**Data for the task**
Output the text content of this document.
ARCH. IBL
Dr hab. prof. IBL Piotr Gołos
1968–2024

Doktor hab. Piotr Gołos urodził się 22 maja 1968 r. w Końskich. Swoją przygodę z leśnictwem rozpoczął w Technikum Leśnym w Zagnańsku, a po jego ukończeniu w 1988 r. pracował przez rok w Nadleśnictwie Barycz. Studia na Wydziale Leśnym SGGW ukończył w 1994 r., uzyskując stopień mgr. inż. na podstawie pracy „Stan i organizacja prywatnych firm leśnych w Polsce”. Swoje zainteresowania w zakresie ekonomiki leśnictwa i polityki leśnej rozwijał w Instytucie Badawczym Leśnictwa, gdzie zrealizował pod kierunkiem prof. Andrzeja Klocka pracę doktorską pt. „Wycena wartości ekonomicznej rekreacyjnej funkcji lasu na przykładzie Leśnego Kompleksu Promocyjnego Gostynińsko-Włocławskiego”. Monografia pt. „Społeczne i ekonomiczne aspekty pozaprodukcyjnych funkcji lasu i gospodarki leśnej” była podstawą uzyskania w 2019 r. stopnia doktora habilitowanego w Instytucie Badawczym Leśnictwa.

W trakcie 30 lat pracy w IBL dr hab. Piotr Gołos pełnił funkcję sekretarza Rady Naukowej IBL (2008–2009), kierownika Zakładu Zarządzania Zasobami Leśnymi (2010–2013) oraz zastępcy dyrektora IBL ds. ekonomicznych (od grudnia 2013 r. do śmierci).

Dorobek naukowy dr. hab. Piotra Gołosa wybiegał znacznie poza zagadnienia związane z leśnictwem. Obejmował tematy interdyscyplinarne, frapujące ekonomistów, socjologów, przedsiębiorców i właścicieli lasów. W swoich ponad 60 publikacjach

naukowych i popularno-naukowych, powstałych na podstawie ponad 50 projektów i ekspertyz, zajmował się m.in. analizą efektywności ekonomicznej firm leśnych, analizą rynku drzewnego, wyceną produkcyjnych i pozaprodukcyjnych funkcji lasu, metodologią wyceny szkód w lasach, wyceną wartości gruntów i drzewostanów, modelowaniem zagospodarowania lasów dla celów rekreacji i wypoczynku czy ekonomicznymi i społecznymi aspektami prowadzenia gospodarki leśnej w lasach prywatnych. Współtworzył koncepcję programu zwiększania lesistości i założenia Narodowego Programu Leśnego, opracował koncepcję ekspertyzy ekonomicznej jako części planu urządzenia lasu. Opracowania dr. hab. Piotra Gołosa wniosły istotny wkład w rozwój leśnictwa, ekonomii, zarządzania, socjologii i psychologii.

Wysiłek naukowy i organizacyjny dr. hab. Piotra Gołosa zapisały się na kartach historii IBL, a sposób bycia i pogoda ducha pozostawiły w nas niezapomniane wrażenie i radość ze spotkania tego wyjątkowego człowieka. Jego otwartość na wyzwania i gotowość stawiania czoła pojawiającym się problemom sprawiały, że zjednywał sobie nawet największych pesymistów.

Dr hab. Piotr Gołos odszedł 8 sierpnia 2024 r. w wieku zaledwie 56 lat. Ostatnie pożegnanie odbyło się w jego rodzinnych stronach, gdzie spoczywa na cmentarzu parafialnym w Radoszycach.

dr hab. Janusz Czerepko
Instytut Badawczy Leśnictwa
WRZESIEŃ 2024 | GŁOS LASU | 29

**Exercise details**
Write the data from above out again, exactly.

**Solution for this task**
Output the text content of this document.
ARCH. IBL
Dr hab. prof. IBL Piotr Gołos
1968–2024

Doktor hab. Piotr Gołos urodził się 22 maja 1968 r. w Końskich. Swoją przygodę z leśnictwem rozpoczął w Technikum Leśnym w Zagnańsku, a po jego ukończeniu w 1988 r. pracował przez rok w Nadleśnictwie Barycz. Studia na Wydziale Leśnym SGGW ukończył w 1994 r., uzyskując stopień mgr. inż. na podstawie pracy „Stan i organizacja prywatnych firm leśnych w Polsce”. Swoje zainteresowania w zakresie ekonomiki leśnictwa i polityki leśnej rozwijał w Instytucie Badawczym Leśnictwa, gdzie zrealizował pod kierunkiem prof. Andrzeja Klocka pracę doktorską pt. „Wycena wartości ekonomicznej rekreacyjnej funkcji lasu na przykładzie Leśnego Kompleksu Promocyjnego Gostynińsko-Włocławskiego”. Monografia pt. „Społeczne i ekonomiczne aspekty pozaprodukcyjnych funkcji lasu i gospodarki leśnej” była podstawą uzyskania w 2019 r. stopnia doktora habilitowanego w Instytucie Badawczym Leśnictwa.

W trakcie 30 lat pracy w IBL dr hab. Piotr Gołos pełnił funkcję sekretarza Rady Naukowej IBL (2008–2009), kierownika Zakładu Zarządzania Zasobami Leśnymi (2010–2013) oraz zastępcy dyrektora IBL ds. ekonomicznych (od grudnia 2013 r. do śmierci).

Dorobek naukowy dr. hab. Piotra Gołosa wybiegał znacznie poza zagadnienia związane z leśnictwem. Obejmował tematy interdyscyplinarne, frapujące ekonomistów, socjologów, przedsiębiorców i właścicieli lasów. W swoich ponad 60 publikacjach

naukowych i popularno-naukowych, powstałych na podstawie ponad 50 projektów i ekspertyz, zajmował się m.in. analizą efektywności ekonomicznej firm leśnych, analizą rynku drzewnego, wyceną produkcyjnych i pozaprodukcyjnych funkcji lasu, metodologią wyceny szkód w lasach, wyceną wartości gruntów i drzewostanów, modelowaniem zagospodarowania lasów dla celów rekreacji i wypoczynku czy ekonomicznymi i społecznymi aspektami prowadzenia gospodarki leśnej w lasach prywatnych. Współtworzył koncepcję programu zwiększania lesistości i założenia Narodowego Programu Leśnego, opracował koncepcję ekspertyzy ekonomicznej jako części planu urządzenia lasu. Opracowania dr. hab. Piotra Gołosa wniosły istotny wkład w rozwój leśnictwa, ekonomii, zarządzania, socjologii i psychologii.

Wysiłek naukowy i organizacyjny dr. hab. Piotra Gołosa zapisały się na kartach historii IBL, a sposób bycia i pogoda ducha pozostawiły w nas niezapomniane wrażenie i radość ze spotkania tego wyjątkowego człowieka. Jego otwartość na wyzwania i gotowość stawiania czoła pojawiającym się problemom sprawiały, że zjednywał sobie nawet największych pesymistów.

Dr hab. Piotr Gołos odszedł 8 sierpnia 2024 r. w wieku zaledwie 56 lat. Ostatnie pożegnanie odbyło się w jego rodzinnych stronach, gdzie spoczywa na cmentarzu parafialnym w Radoszycach.

dr hab. Janusz Czerepko
Instytut Badawczy Leśnictwa
WRZESIEŃ 2024 | GŁOS LASU | 29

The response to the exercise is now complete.